───── RECORDS SHOWN ─────

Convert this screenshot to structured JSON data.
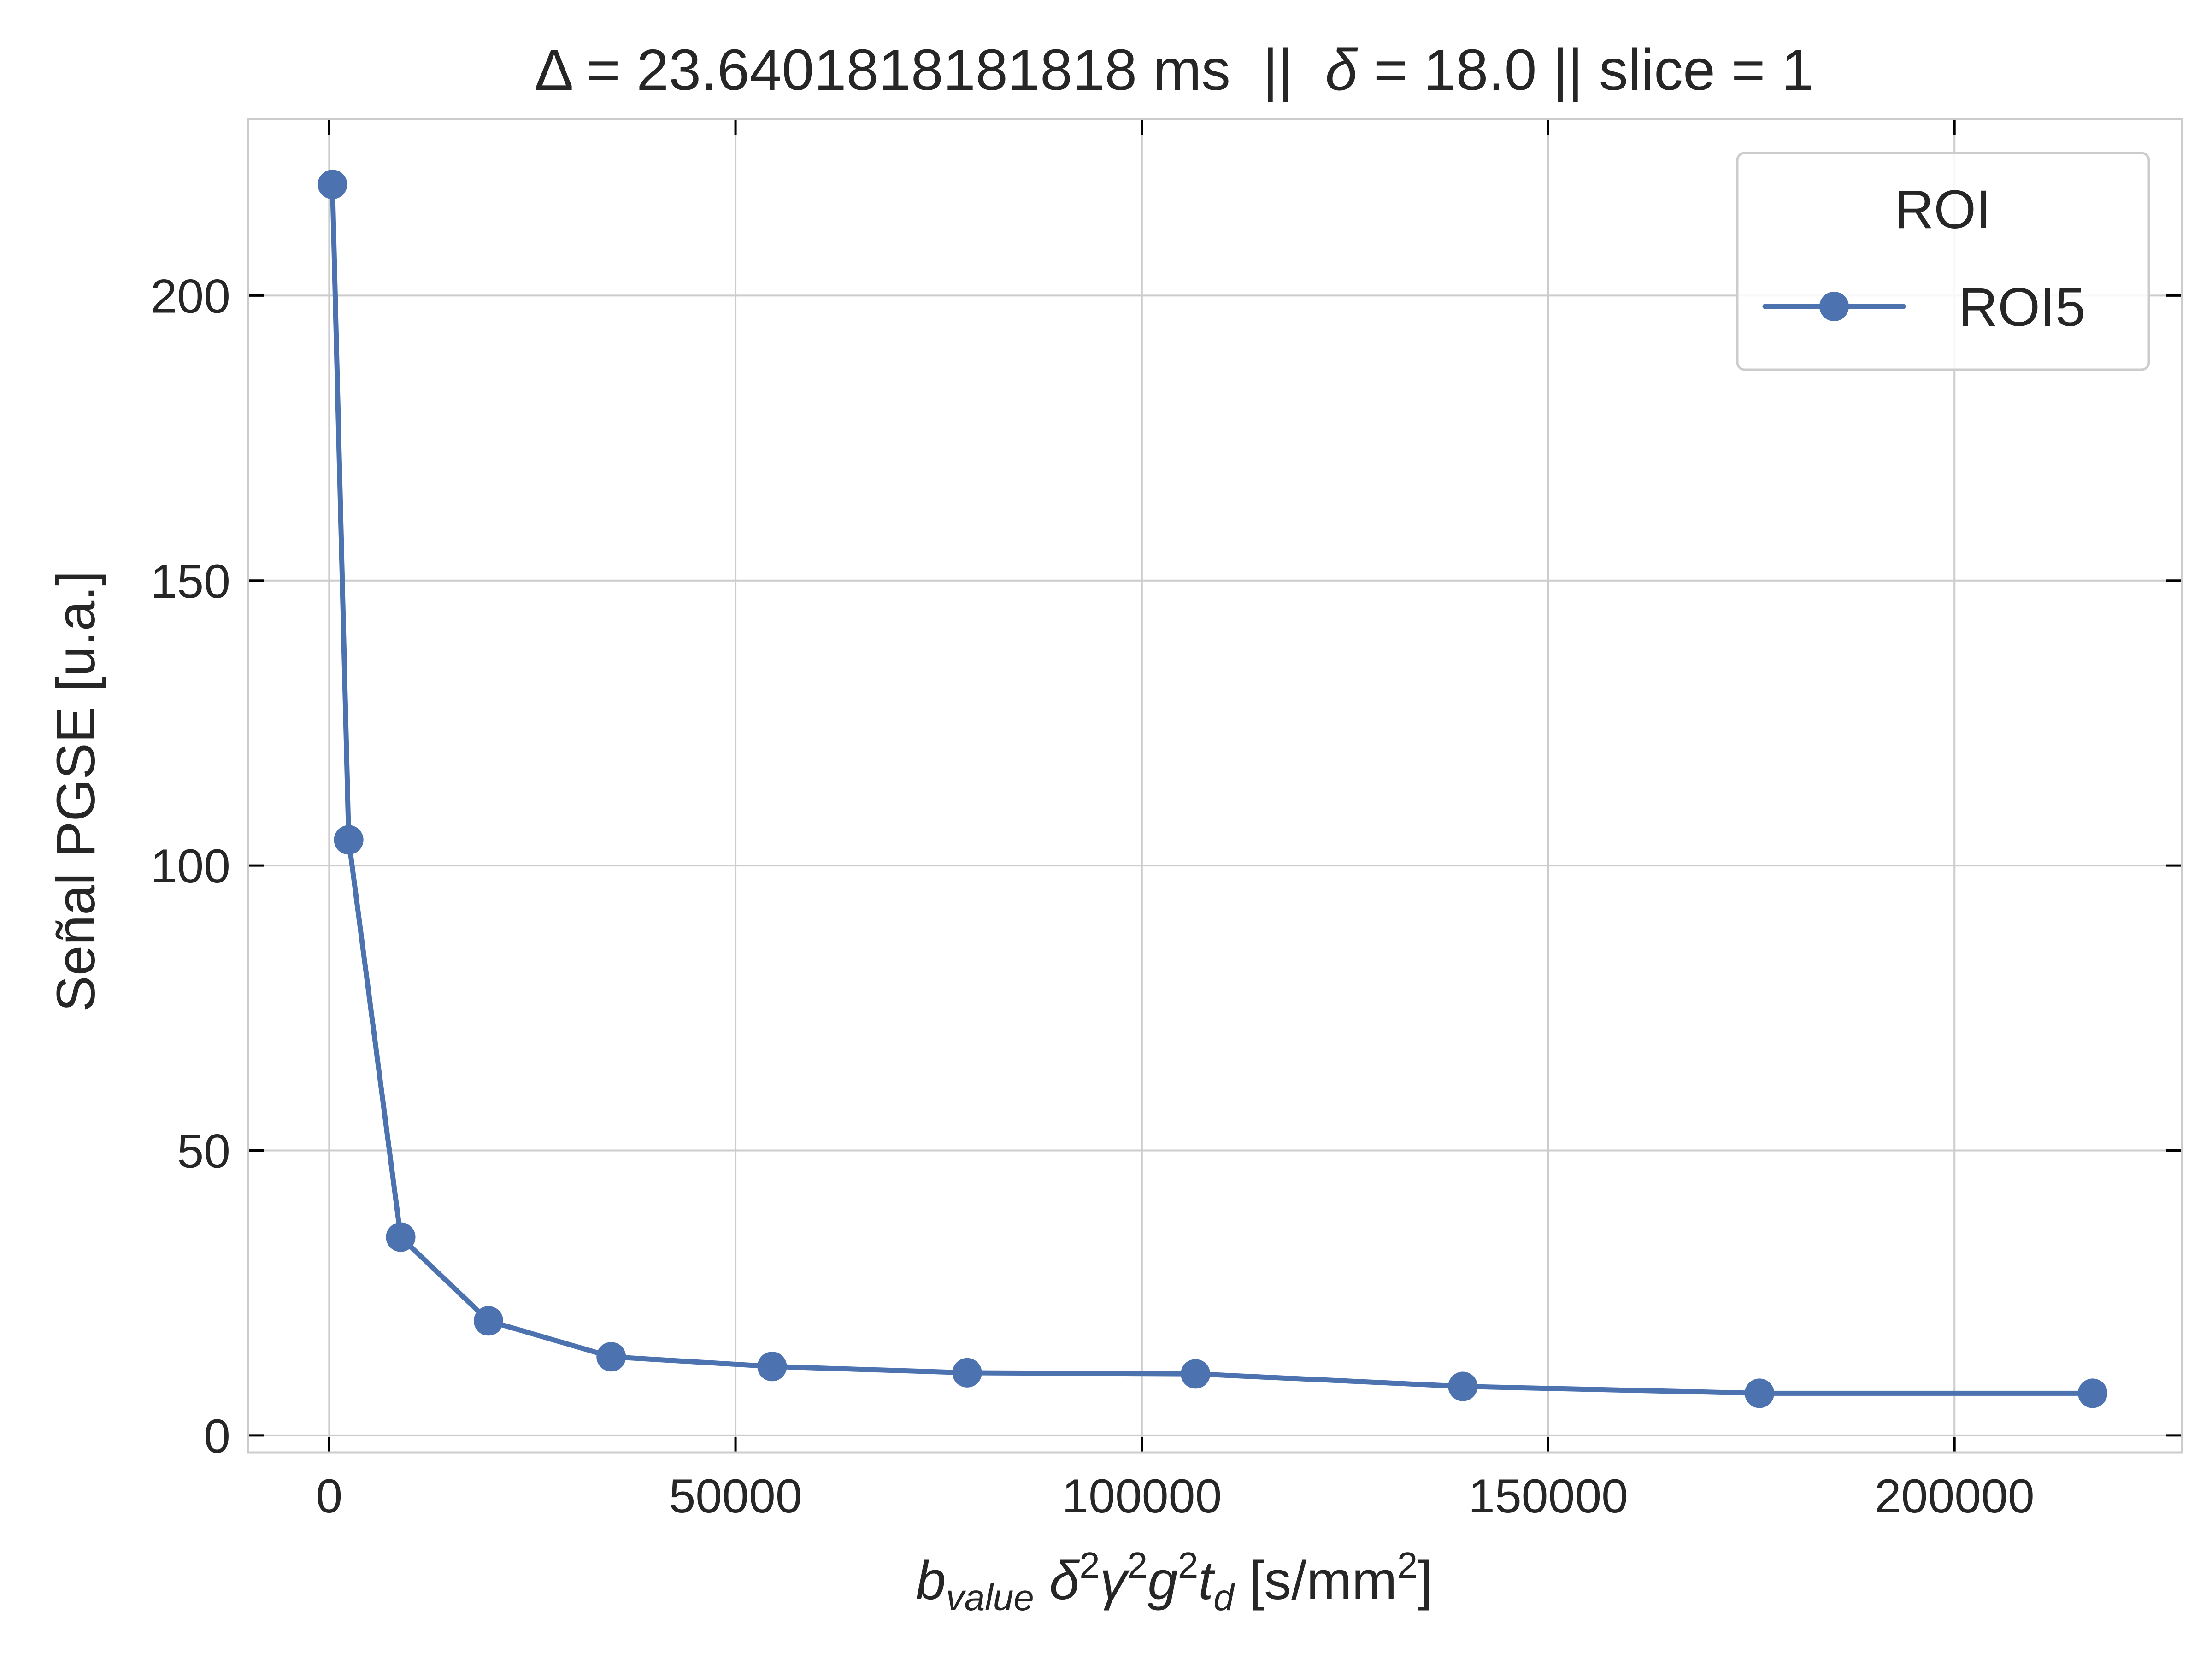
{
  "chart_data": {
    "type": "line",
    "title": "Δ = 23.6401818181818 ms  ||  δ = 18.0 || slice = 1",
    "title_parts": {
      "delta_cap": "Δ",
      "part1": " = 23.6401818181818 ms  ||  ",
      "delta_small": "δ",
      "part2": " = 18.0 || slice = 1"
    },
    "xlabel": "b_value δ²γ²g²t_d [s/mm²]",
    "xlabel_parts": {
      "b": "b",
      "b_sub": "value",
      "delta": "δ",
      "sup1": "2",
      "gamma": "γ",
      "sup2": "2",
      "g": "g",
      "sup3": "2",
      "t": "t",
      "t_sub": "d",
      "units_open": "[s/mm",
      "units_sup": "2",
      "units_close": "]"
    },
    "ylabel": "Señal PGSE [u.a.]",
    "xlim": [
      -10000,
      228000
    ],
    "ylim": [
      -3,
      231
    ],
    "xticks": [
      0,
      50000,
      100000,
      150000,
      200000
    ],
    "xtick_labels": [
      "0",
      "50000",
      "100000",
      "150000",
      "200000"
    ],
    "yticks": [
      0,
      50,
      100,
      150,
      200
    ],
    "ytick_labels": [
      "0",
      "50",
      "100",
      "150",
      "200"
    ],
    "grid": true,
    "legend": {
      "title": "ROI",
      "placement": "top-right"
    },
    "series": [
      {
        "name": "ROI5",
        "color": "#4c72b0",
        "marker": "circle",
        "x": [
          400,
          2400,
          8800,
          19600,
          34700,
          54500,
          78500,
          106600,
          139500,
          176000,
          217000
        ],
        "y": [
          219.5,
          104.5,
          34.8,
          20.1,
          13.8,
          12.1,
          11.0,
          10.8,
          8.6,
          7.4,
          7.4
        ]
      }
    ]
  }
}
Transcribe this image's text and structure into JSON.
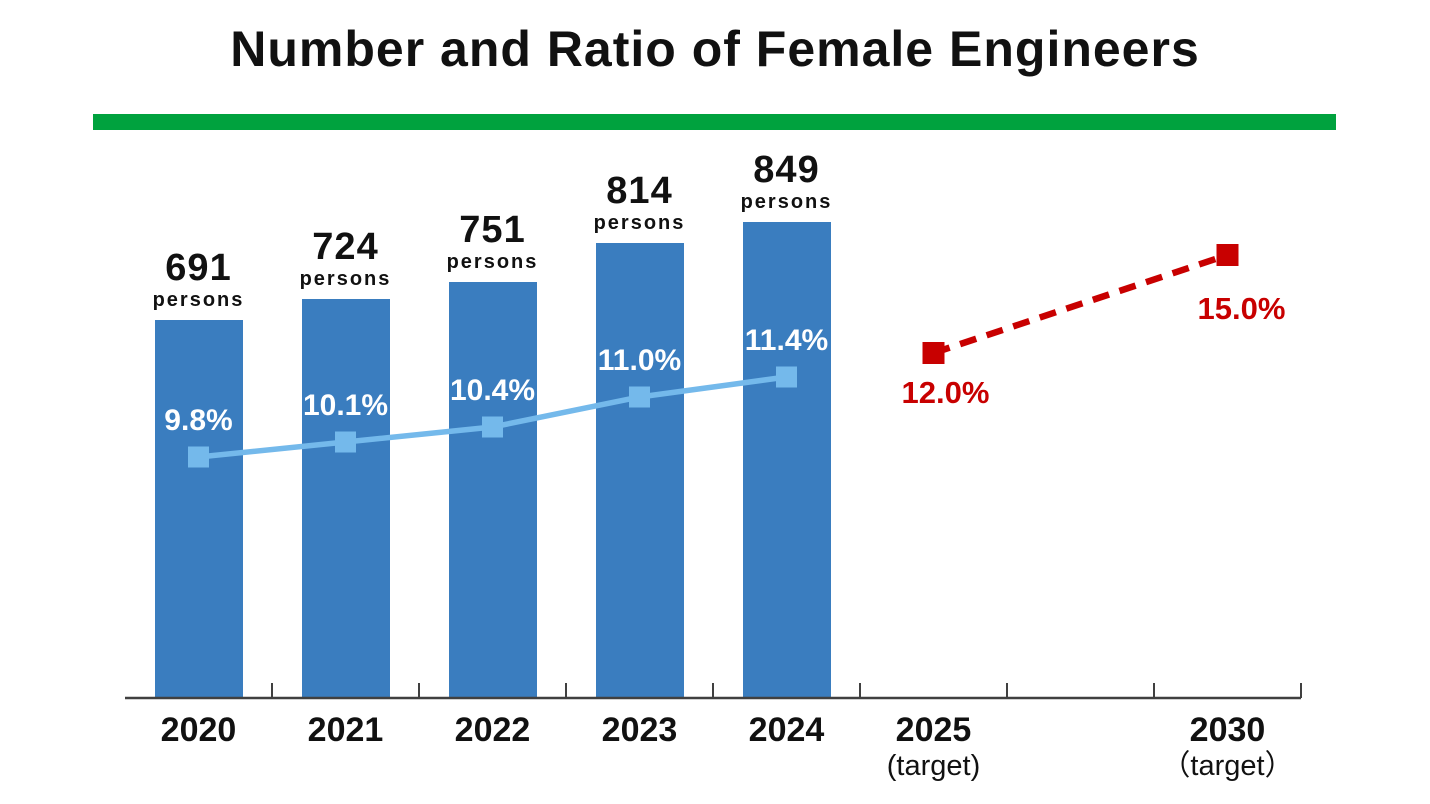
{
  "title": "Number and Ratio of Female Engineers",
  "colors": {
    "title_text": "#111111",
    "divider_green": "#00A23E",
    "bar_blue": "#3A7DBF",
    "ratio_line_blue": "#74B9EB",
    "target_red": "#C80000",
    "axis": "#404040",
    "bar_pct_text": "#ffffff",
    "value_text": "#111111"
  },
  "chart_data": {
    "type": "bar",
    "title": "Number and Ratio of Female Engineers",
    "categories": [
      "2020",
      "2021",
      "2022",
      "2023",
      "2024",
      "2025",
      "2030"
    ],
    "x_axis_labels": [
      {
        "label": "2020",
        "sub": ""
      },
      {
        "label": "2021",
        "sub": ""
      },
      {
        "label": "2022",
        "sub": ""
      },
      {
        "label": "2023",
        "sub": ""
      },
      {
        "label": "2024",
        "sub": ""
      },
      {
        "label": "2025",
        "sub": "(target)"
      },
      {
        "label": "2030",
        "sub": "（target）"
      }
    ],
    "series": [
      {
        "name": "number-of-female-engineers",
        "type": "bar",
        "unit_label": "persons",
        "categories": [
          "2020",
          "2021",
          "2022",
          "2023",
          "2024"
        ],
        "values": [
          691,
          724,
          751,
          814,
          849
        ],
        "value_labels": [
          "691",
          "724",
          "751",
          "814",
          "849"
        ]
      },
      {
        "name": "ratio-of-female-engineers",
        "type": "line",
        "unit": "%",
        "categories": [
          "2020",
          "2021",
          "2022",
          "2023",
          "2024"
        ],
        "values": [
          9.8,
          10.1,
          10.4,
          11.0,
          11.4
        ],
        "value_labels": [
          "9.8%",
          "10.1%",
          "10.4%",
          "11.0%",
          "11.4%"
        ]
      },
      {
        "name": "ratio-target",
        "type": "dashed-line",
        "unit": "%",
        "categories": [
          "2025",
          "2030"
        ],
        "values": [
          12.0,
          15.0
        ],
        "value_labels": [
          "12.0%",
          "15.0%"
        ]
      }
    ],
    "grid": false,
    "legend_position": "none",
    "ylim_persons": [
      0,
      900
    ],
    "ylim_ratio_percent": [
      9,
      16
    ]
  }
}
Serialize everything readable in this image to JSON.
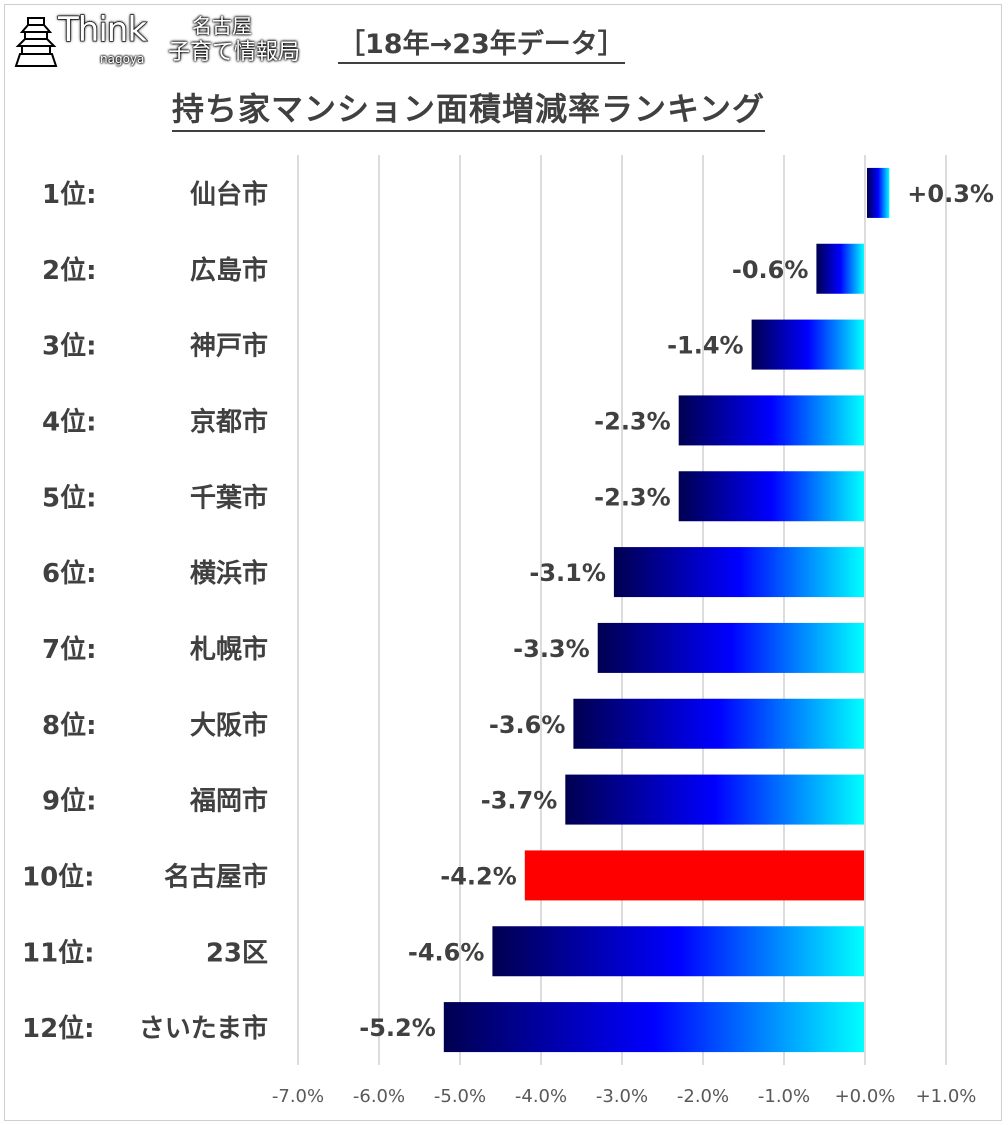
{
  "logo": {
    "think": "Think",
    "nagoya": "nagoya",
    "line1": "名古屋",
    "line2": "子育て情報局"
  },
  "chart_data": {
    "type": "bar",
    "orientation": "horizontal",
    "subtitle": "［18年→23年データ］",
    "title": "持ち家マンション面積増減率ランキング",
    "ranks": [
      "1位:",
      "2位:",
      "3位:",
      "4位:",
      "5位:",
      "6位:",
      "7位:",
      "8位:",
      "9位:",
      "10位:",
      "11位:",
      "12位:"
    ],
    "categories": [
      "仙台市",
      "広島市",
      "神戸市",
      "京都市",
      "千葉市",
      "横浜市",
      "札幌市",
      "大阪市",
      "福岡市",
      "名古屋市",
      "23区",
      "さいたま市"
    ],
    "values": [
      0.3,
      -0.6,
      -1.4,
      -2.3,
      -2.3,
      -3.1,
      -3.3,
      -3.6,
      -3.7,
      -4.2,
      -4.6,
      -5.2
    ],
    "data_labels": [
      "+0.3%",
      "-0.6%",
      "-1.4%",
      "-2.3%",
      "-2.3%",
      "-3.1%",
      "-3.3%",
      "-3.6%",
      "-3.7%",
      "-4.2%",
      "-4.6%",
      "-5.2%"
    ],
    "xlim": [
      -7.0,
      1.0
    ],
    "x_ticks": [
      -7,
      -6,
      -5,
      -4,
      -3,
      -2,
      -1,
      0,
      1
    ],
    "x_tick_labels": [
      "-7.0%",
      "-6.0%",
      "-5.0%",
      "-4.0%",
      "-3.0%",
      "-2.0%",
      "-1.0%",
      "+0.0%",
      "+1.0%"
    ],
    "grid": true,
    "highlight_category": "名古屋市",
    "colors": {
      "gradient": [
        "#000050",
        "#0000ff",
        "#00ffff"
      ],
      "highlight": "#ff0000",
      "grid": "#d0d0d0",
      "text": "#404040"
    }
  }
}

─────

Find the word "slice" and list each line it appears in.

    "title": "Δ = 23.6401818181818 ms  ||  δ = 18.0 || slice = 1",
      "part2": " = 18.0 || slice = 1"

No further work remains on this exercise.